#### [Recorded information]
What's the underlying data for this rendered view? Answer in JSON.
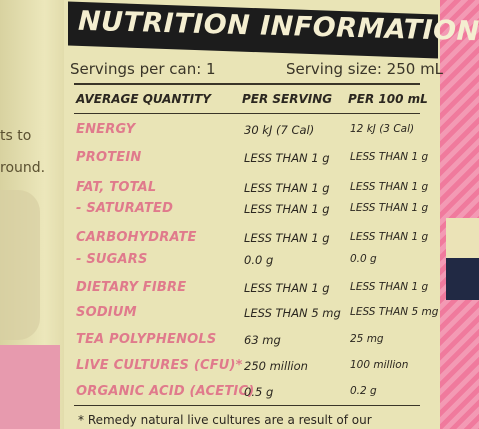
{
  "left_fragments": [
    "ts to",
    "round."
  ],
  "title": "NUTRITION INFORMATION",
  "servings_per_can": "Servings per can: 1",
  "serving_size": "Serving size: 250 mL",
  "headers": {
    "quantity": "AVERAGE QUANTITY",
    "per_serving": "PER SERVING",
    "per_100": "PER 100 mL"
  },
  "rows": [
    {
      "label": "ENERGY",
      "serving": "30 kJ (7 Cal)",
      "per100": "12 kJ (3 Cal)"
    },
    {
      "label": "PROTEIN",
      "serving": "LESS THAN 1 g",
      "per100": "LESS THAN 1 g"
    },
    {
      "label": "FAT, TOTAL",
      "serving": "LESS THAN 1 g",
      "per100": "LESS THAN 1 g"
    },
    {
      "label": "- SATURATED",
      "serving": "LESS THAN 1 g",
      "per100": "LESS THAN 1 g"
    },
    {
      "label": "CARBOHYDRATE",
      "serving": "LESS THAN 1 g",
      "per100": "LESS THAN 1 g"
    },
    {
      "label": "- SUGARS",
      "serving": "0.0 g",
      "per100": "0.0 g"
    },
    {
      "label": "DIETARY FIBRE",
      "serving": "LESS THAN 1 g",
      "per100": "LESS THAN 1 g"
    },
    {
      "label": "SODIUM",
      "serving": "LESS THAN 5 mg",
      "per100": "LESS THAN 5 mg"
    },
    {
      "label": "TEA POLYPHENOLS",
      "serving": "63 mg",
      "per100": "25 mg"
    },
    {
      "label": "LIVE CULTURES (CFU)*",
      "serving": "250 million",
      "per100": "100 million"
    },
    {
      "label": "ORGANIC ACID (ACETIC)",
      "serving": "0.5 g",
      "per100": "0.2 g"
    }
  ],
  "footnote": "* Remedy natural live cultures are a result of our"
}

#### [Exercise requirements]
Tell me how many lines of the data hold the word "million", giving only the number.

#### [Response to the exercise]
2